* **GOAL OF THE EXERCISE**
Print the records again, character for character.

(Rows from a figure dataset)
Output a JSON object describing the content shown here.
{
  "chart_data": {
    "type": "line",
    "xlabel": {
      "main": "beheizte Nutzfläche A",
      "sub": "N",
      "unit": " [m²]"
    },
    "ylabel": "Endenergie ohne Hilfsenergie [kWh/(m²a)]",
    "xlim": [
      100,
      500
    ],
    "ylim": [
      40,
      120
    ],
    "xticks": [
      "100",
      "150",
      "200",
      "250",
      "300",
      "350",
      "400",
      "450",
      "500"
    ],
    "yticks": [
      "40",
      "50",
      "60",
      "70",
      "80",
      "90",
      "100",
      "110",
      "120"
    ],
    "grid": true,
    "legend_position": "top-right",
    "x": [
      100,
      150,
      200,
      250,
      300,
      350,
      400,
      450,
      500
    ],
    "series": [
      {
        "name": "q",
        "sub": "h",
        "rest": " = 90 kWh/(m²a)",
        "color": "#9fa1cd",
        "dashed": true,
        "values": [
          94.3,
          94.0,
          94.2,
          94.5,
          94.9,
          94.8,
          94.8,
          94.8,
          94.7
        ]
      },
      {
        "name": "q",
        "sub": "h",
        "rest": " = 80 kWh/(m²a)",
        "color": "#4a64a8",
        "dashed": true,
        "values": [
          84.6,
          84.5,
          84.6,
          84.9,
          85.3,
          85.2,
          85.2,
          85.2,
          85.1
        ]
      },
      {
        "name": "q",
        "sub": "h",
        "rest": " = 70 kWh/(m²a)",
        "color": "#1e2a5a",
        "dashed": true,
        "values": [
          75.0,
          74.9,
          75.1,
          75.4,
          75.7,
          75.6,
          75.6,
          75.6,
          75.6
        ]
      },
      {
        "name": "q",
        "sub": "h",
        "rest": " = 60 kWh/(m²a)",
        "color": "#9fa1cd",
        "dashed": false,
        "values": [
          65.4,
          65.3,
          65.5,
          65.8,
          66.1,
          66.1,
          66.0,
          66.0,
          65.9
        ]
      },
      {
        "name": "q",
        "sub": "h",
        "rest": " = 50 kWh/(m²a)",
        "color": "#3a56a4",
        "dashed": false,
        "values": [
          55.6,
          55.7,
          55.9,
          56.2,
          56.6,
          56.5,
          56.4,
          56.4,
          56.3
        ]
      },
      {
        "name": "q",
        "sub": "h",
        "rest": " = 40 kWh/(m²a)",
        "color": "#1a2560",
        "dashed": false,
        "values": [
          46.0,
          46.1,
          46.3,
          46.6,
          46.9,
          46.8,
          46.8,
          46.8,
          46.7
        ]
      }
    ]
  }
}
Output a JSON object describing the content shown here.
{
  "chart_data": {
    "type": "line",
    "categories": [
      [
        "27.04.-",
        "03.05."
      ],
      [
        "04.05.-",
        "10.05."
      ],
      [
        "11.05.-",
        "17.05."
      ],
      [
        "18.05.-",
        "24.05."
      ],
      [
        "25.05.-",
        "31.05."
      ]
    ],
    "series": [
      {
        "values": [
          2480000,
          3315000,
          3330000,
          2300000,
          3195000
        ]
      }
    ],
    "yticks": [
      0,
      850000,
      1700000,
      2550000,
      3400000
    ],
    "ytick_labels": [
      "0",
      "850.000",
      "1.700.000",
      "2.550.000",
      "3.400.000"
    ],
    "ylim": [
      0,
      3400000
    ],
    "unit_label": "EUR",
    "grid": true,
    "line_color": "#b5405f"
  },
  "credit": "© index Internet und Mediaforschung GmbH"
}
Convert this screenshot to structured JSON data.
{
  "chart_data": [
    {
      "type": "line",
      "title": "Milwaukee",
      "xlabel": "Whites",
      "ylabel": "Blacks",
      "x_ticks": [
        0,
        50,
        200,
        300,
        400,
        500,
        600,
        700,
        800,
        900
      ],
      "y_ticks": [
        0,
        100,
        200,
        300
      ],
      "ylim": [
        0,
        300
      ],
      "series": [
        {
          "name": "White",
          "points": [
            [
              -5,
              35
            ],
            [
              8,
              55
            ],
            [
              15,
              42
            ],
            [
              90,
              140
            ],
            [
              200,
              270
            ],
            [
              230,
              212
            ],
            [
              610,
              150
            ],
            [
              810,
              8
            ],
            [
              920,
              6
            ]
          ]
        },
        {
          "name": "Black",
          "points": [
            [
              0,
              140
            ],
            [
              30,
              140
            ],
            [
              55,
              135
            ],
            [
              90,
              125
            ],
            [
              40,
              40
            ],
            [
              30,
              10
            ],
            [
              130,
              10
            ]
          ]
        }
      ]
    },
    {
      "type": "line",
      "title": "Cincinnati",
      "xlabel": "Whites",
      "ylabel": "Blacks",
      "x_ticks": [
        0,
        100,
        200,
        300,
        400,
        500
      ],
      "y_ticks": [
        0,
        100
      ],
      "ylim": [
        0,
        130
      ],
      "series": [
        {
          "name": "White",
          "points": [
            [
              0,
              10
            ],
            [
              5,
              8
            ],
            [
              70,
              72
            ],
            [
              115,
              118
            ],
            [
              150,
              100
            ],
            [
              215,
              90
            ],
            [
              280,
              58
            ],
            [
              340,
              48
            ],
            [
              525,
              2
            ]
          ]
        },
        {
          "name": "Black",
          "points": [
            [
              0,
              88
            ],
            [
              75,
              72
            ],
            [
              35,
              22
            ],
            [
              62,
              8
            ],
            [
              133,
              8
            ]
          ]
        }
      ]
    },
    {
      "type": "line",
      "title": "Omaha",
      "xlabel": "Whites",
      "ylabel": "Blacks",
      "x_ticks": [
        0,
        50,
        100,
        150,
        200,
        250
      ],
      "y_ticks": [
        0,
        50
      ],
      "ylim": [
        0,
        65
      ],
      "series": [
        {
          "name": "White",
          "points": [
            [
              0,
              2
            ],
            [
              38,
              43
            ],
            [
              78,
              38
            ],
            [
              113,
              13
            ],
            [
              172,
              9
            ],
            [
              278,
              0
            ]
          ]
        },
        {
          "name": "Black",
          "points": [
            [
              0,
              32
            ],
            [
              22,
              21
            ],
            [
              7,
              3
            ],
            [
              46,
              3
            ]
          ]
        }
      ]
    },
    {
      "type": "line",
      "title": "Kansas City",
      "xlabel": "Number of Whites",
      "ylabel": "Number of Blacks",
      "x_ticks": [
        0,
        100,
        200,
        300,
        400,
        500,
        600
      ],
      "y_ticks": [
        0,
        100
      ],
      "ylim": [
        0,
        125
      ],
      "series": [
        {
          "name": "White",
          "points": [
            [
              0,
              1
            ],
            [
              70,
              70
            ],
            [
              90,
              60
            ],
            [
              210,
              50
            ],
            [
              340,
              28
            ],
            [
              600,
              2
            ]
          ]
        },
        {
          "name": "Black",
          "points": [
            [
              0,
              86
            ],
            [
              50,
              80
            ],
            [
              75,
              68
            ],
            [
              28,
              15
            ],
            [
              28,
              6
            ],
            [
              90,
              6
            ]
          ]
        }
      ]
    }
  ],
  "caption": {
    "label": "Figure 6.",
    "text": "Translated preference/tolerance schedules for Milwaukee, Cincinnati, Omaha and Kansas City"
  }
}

* **THE ANSWER**
Output a JSON object describing the content shown here.
{
  "chart_data": {
    "type": "line",
    "xlabel": {
      "main": "beheizte Nutzfläche A",
      "sub": "N",
      "unit": " [m²]"
    },
    "ylabel": "Endenergie ohne Hilfsenergie [kWh/(m²a)]",
    "xlim": [
      100,
      500
    ],
    "ylim": [
      40,
      120
    ],
    "xticks": [
      "100",
      "150",
      "200",
      "250",
      "300",
      "350",
      "400",
      "450",
      "500"
    ],
    "yticks": [
      "40",
      "50",
      "60",
      "70",
      "80",
      "90",
      "100",
      "110",
      "120"
    ],
    "grid": true,
    "legend_position": "top-right",
    "x": [
      100,
      150,
      200,
      250,
      300,
      350,
      400,
      450,
      500
    ],
    "series": [
      {
        "name": "q",
        "sub": "h",
        "rest": " = 90 kWh/(m²a)",
        "color": "#9fa1cd",
        "dashed": true,
        "values": [
          94.3,
          94.0,
          94.2,
          94.5,
          94.9,
          94.8,
          94.8,
          94.8,
          94.7
        ]
      },
      {
        "name": "q",
        "sub": "h",
        "rest": " = 80 kWh/(m²a)",
        "color": "#4a64a8",
        "dashed": true,
        "values": [
          84.6,
          84.5,
          84.6,
          84.9,
          85.3,
          85.2,
          85.2,
          85.2,
          85.1
        ]
      },
      {
        "name": "q",
        "sub": "h",
        "rest": " = 70 kWh/(m²a)",
        "color": "#1e2a5a",
        "dashed": true,
        "values": [
          75.0,
          74.9,
          75.1,
          75.4,
          75.7,
          75.6,
          75.6,
          75.6,
          75.6
        ]
      },
      {
        "name": "q",
        "sub": "h",
        "rest": " = 60 kWh/(m²a)",
        "color": "#9fa1cd",
        "dashed": false,
        "values": [
          65.4,
          65.3,
          65.5,
          65.8,
          66.1,
          66.1,
          66.0,
          66.0,
          65.9
        ]
      },
      {
        "name": "q",
        "sub": "h",
        "rest": " = 50 kWh/(m²a)",
        "color": "#3a56a4",
        "dashed": false,
        "values": [
          55.6,
          55.7,
          55.9,
          56.2,
          56.6,
          56.5,
          56.4,
          56.4,
          56.3
        ]
      },
      {
        "name": "q",
        "sub": "h",
        "rest": " = 40 kWh/(m²a)",
        "color": "#1a2560",
        "dashed": false,
        "values": [
          46.0,
          46.1,
          46.3,
          46.6,
          46.9,
          46.8,
          46.8,
          46.8,
          46.7
        ]
      }
    ]
  }
}
Output a JSON object describing the content shown here.
{
  "chart_data": {
    "type": "line",
    "categories": [
      [
        "27.04.-",
        "03.05."
      ],
      [
        "04.05.-",
        "10.05."
      ],
      [
        "11.05.-",
        "17.05."
      ],
      [
        "18.05.-",
        "24.05."
      ],
      [
        "25.05.-",
        "31.05."
      ]
    ],
    "series": [
      {
        "values": [
          2480000,
          3315000,
          3330000,
          2300000,
          3195000
        ]
      }
    ],
    "yticks": [
      0,
      850000,
      1700000,
      2550000,
      3400000
    ],
    "ytick_labels": [
      "0",
      "850.000",
      "1.700.000",
      "2.550.000",
      "3.400.000"
    ],
    "ylim": [
      0,
      3400000
    ],
    "unit_label": "EUR",
    "grid": true,
    "line_color": "#b5405f"
  },
  "credit": "© index Internet und Mediaforschung GmbH"
}
Convert this screenshot to structured JSON data.
{
  "chart_data": [
    {
      "type": "line",
      "title": "Milwaukee",
      "xlabel": "Whites",
      "ylabel": "Blacks",
      "x_ticks": [
        0,
        50,
        200,
        300,
        400,
        500,
        600,
        700,
        800,
        900
      ],
      "y_ticks": [
        0,
        100,
        200,
        300
      ],
      "ylim": [
        0,
        300
      ],
      "series": [
        {
          "name": "White",
          "points": [
            [
              -5,
              35
            ],
            [
              8,
              55
            ],
            [
              15,
              42
            ],
            [
              90,
              140
            ],
            [
              200,
              270
            ],
            [
              230,
              212
            ],
            [
              610,
              150
            ],
            [
              810,
              8
            ],
            [
              920,
              6
            ]
          ]
        },
        {
          "name": "Black",
          "points": [
            [
              0,
              140
            ],
            [
              30,
              140
            ],
            [
              55,
              135
            ],
            [
              90,
              125
            ],
            [
              40,
              40
            ],
            [
              30,
              10
            ],
            [
              130,
              10
            ]
          ]
        }
      ]
    },
    {
      "type": "line",
      "title": "Cincinnati",
      "xlabel": "Whites",
      "ylabel": "Blacks",
      "x_ticks": [
        0,
        100,
        200,
        300,
        400,
        500
      ],
      "y_ticks": [
        0,
        100
      ],
      "ylim": [
        0,
        130
      ],
      "series": [
        {
          "name": "White",
          "points": [
            [
              0,
              10
            ],
            [
              5,
              8
            ],
            [
              70,
              72
            ],
            [
              115,
              118
            ],
            [
              150,
              100
            ],
            [
              215,
              90
            ],
            [
              280,
              58
            ],
            [
              340,
              48
            ],
            [
              525,
              2
            ]
          ]
        },
        {
          "name": "Black",
          "points": [
            [
              0,
              88
            ],
            [
              75,
              72
            ],
            [
              35,
              22
            ],
            [
              62,
              8
            ],
            [
              133,
              8
            ]
          ]
        }
      ]
    },
    {
      "type": "line",
      "title": "Omaha",
      "xlabel": "Whites",
      "ylabel": "Blacks",
      "x_ticks": [
        0,
        50,
        100,
        150,
        200,
        250
      ],
      "y_ticks": [
        0,
        50
      ],
      "ylim": [
        0,
        65
      ],
      "series": [
        {
          "name": "White",
          "points": [
            [
              0,
              2
            ],
            [
              38,
              43
            ],
            [
              78,
              38
            ],
            [
              113,
              13
            ],
            [
              172,
              9
            ],
            [
              278,
              0
            ]
          ]
        },
        {
          "name": "Black",
          "points": [
            [
              0,
              32
            ],
            [
              22,
              21
            ],
            [
              7,
              3
            ],
            [
              46,
              3
            ]
          ]
        }
      ]
    },
    {
      "type": "line",
      "title": "Kansas City",
      "xlabel": "Number of Whites",
      "ylabel": "Number of Blacks",
      "x_ticks": [
        0,
        100,
        200,
        300,
        400,
        500,
        600
      ],
      "y_ticks": [
        0,
        100
      ],
      "ylim": [
        0,
        125
      ],
      "series": [
        {
          "name": "White",
          "points": [
            [
              0,
              1
            ],
            [
              70,
              70
            ],
            [
              90,
              60
            ],
            [
              210,
              50
            ],
            [
              340,
              28
            ],
            [
              600,
              2
            ]
          ]
        },
        {
          "name": "Black",
          "points": [
            [
              0,
              86
            ],
            [
              50,
              80
            ],
            [
              75,
              68
            ],
            [
              28,
              15
            ],
            [
              28,
              6
            ],
            [
              90,
              6
            ]
          ]
        }
      ]
    }
  ],
  "caption": {
    "label": "Figure 6.",
    "text": "Translated preference/tolerance schedules for Milwaukee, Cincinnati, Omaha and Kansas City"
  }
}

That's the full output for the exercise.